--- begin MATERIAL TO PROCESS ---

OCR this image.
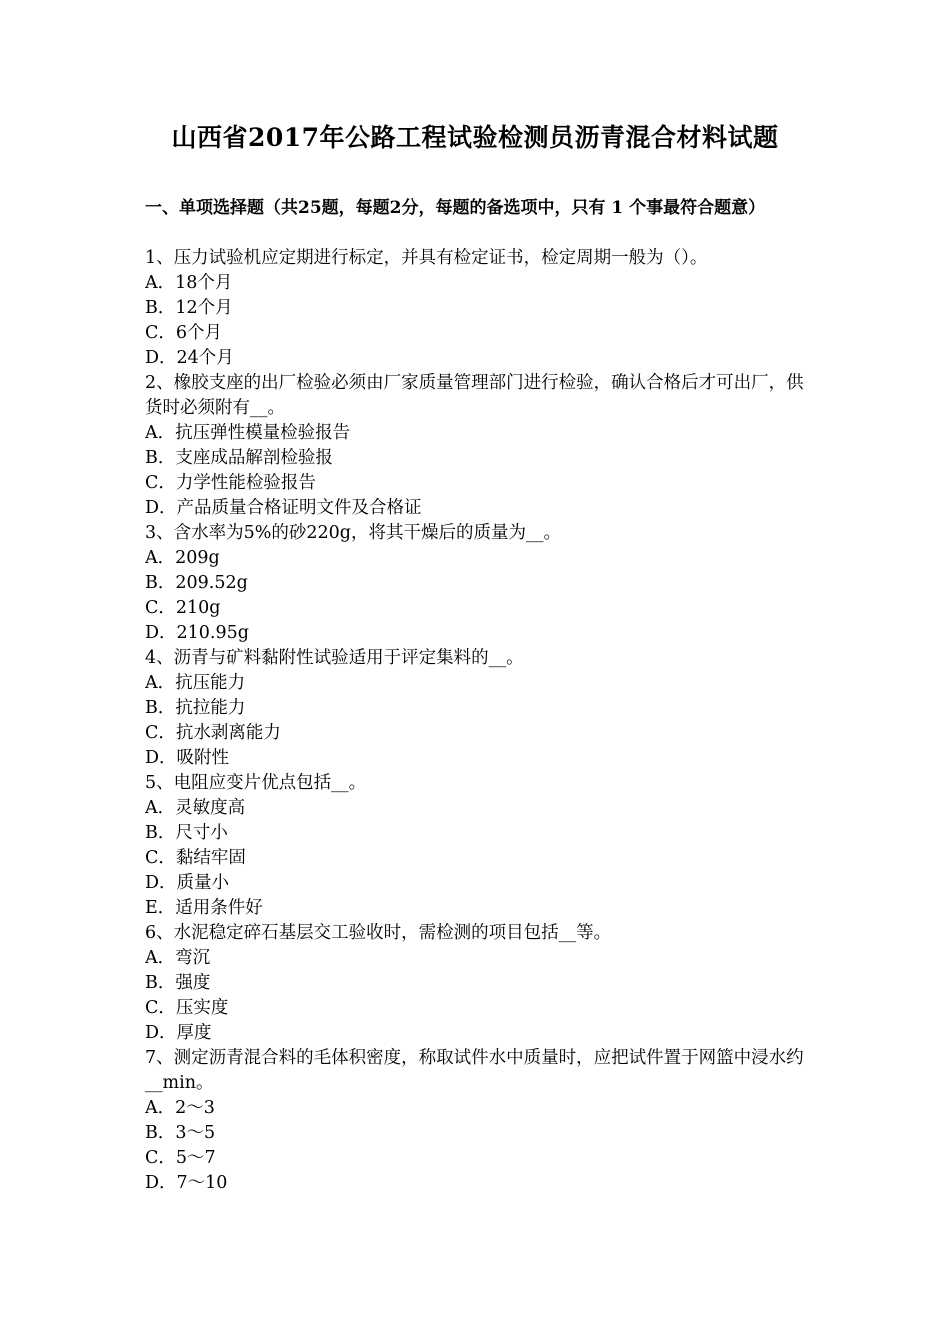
山西省2017年公路工程试验检测员沥青混合材料试题
一、单项选择题（共25题，每题2分，每题的备选项中，只有 1 个事最符合题意）
1、压力试验机应定期进行标定，并具有检定证书，检定周期一般为（）。
A．18个月
B．12个月
C．6个月
D．24个月
2、橡胶支座的出厂检验必须由厂家质量管理部门进行检验，确认合格后才可出厂，供货时必须附有__。
A．抗压弹性模量检验报告
B．支座成品解剖检验报
C．力学性能检验报告
D．产品质量合格证明文件及合格证
3、含水率为5%的砂220g，将其干燥后的质量为__。
A．209g
B．209.52g
C．210g
D．210.95g
4、沥青与矿料黏附性试验适用于评定集料的__。
A．抗压能力
B．抗拉能力
C．抗水剥离能力
D．吸附性
5、电阻应变片优点包括__。
A．灵敏度高
B．尺寸小
C．黏结牢固
D．质量小
E．适用条件好
6、水泥稳定碎石基层交工验收时，需检测的项目包括__等。
A．弯沉
B．强度
C．压实度
D．厚度
7、测定沥青混合料的毛体积密度，称取试件水中质量时，应把试件置于网篮中浸水约__min。
A．2～3
B．3～5
C．5～7
D．7～10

--- end MATERIAL TO PROCESS ---

- **GIVEN INSTRUCTION**
Pictures stay out; reproduce every line of the records exactly.

- **COMPLETED EXERCISE**
OCR this image.
山西省2017年公路工程试验检测员沥青混合材料试题
一、单项选择题（共25题，每题2分，每题的备选项中，只有 1 个事最符合题意）
1、压力试验机应定期进行标定，并具有检定证书，检定周期一般为（）。
A．18个月
B．12个月
C．6个月
D．24个月
2、橡胶支座的出厂检验必须由厂家质量管理部门进行检验，确认合格后才可出厂，供货时必须附有__。
A．抗压弹性模量检验报告
B．支座成品解剖检验报
C．力学性能检验报告
D．产品质量合格证明文件及合格证
3、含水率为5%的砂220g，将其干燥后的质量为__。
A．209g
B．209.52g
C．210g
D．210.95g
4、沥青与矿料黏附性试验适用于评定集料的__。
A．抗压能力
B．抗拉能力
C．抗水剥离能力
D．吸附性
5、电阻应变片优点包括__。
A．灵敏度高
B．尺寸小
C．黏结牢固
D．质量小
E．适用条件好
6、水泥稳定碎石基层交工验收时，需检测的项目包括__等。
A．弯沉
B．强度
C．压实度
D．厚度
7、测定沥青混合料的毛体积密度，称取试件水中质量时，应把试件置于网篮中浸水约__min。
A．2～3
B．3～5
C．5～7
D．7～10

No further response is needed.